▶ _TEXT SECTION_

My starters for 10 to save money would be:
i) get rid of job centres ( as they only serve a certain type iof worker and now people from across a range of jobs & professions need help (excluding bankers). If needs be subsidise employment agencies to help quickly identify trends in need and retrain the most needy to the right area of work.
ii) MPs. They certainly don't represent my view in the Commons. In fact can anyone think of the last time an MP asked you for your view. Most of them don't even partake in the pretense through canvassing door to door. Or if they do, its when most of us are at work or enjoying a 2 hours commute home for a 35 mile journey. Oh joy. So get rid of them. If you want stability, the ability to elarn from cause and effect, apply bonuses/ reductions when the effect hits the fan ( and it could be arranged to have sackable/ rewarded/ reduced pay accountability), let civil servants formally run the country. I mean they do it anyway. Compared to an MP wannabe unionist I met the other day, who was terrifying stupid or the complacent convenient half-truth telling sort from the other side. God help us all if that's the next generation of MPs. Lets see now 500 MPs at 65k pa = £32.5M. Peanuts I know by deficit standards, but we'd all feel better.

▶ _DATA EXTRACT_

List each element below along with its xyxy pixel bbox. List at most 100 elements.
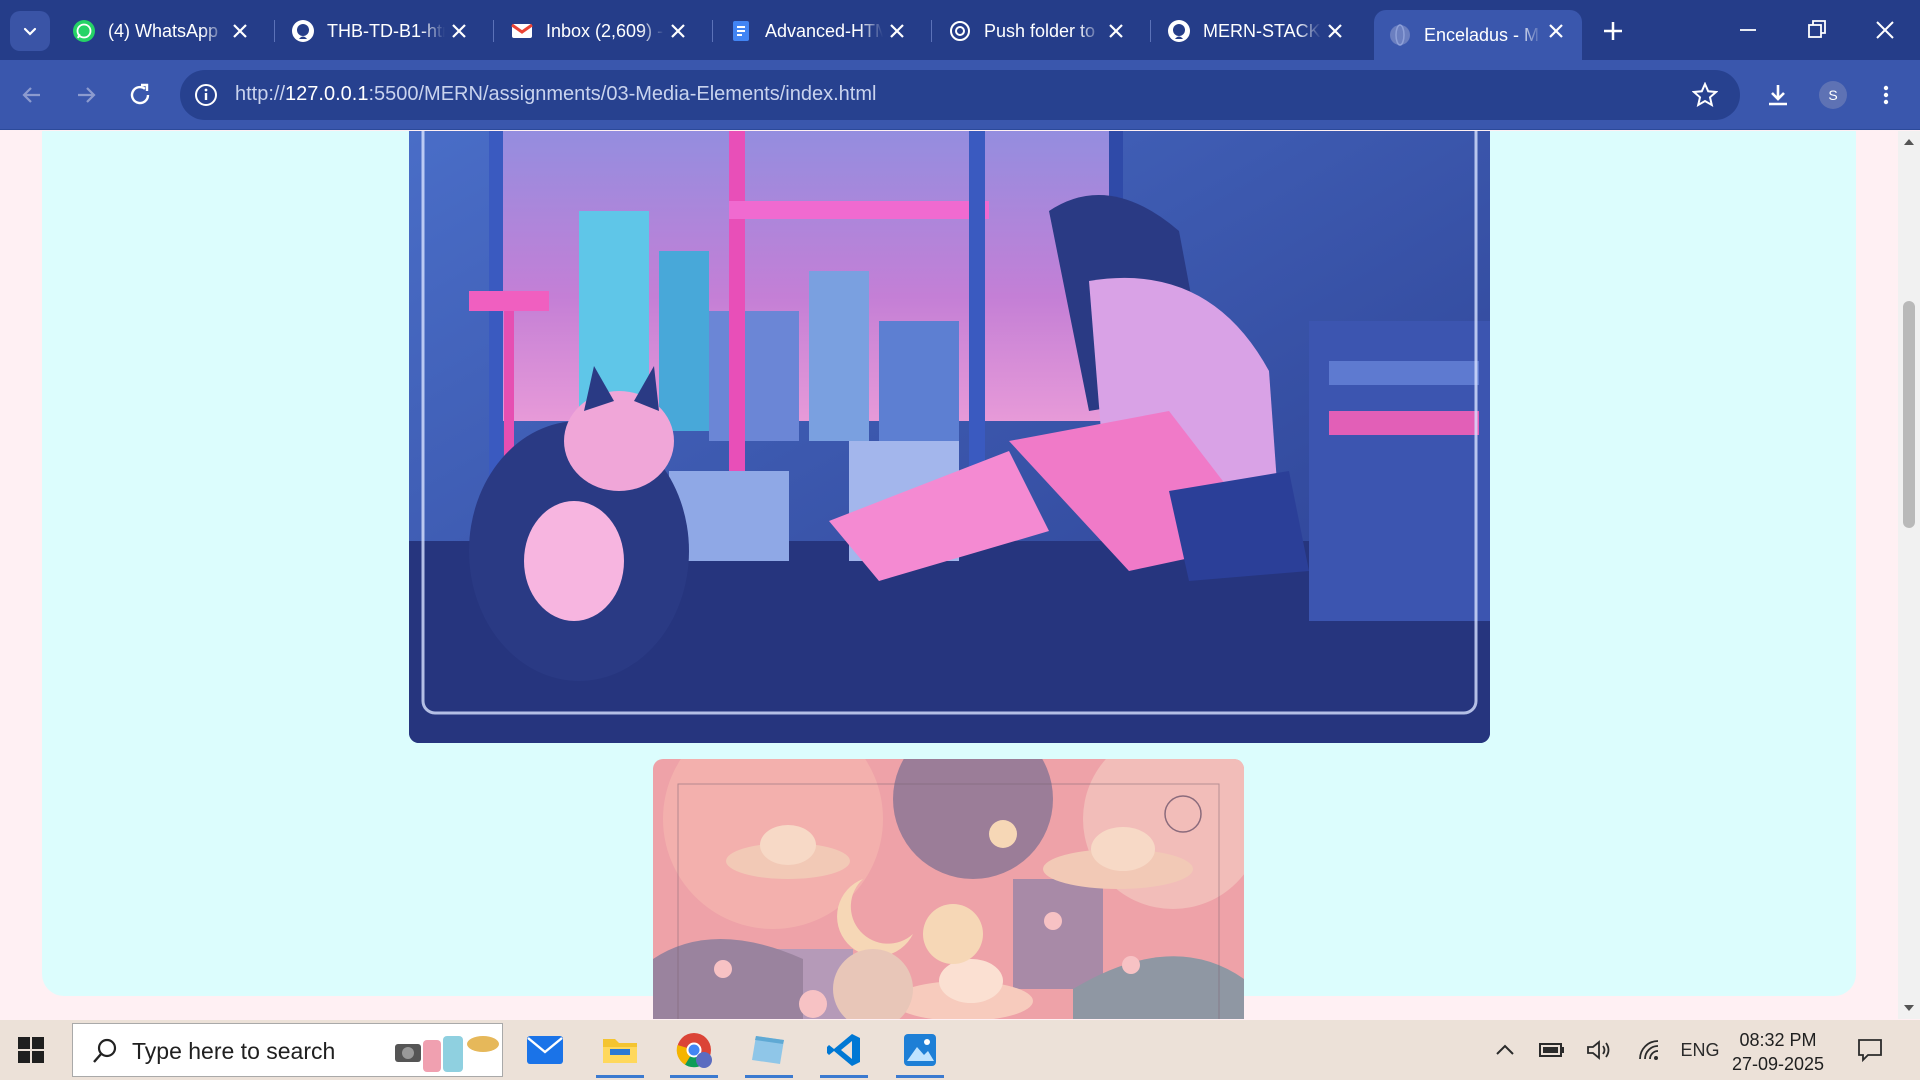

▶ _EXERCISE BRIEF_
Copy the money-saving proposals about job centres and MPs in full, character for character. The material plays no part in this.

▶ _EXERCISE RESPONSE_
My starters for 10 to save money would be:
i) get rid of job centres ( as they only serve a certain type iof worker and now people from across a range of jobs & professions need help (excluding bankers). If needs be subsidise employment agencies to help quickly identify trends in need and retrain the most needy to the right area of work.
ii) MPs. They certainly don't represent my view in the Commons. In fact can anyone think of the last time an MP asked you for your view. Most of them don't even partake in the pretense through canvassing door to door. Or if they do, its when most of us are at work or enjoying a 2 hours commute home for a 35 mile journey. Oh joy. So get rid of them. If you want stability, the ability to elarn from cause and effect, apply bonuses/ reductions when the effect hits the fan ( and it could be arranged to have sackable/ rewarded/ reduced pay accountability), let civil servants formally run the country. I mean they do it anyway. Compared to an MP wannabe unionist I met the other day, who was terrifying stupid or the complacent convenient half-truth telling sort from the other side. God help us all if that's the next generation of MPs. Lets see now 500 MPs at 65k pa = £32.5M. Peanuts I know by deficit standards, but we'd all feel better.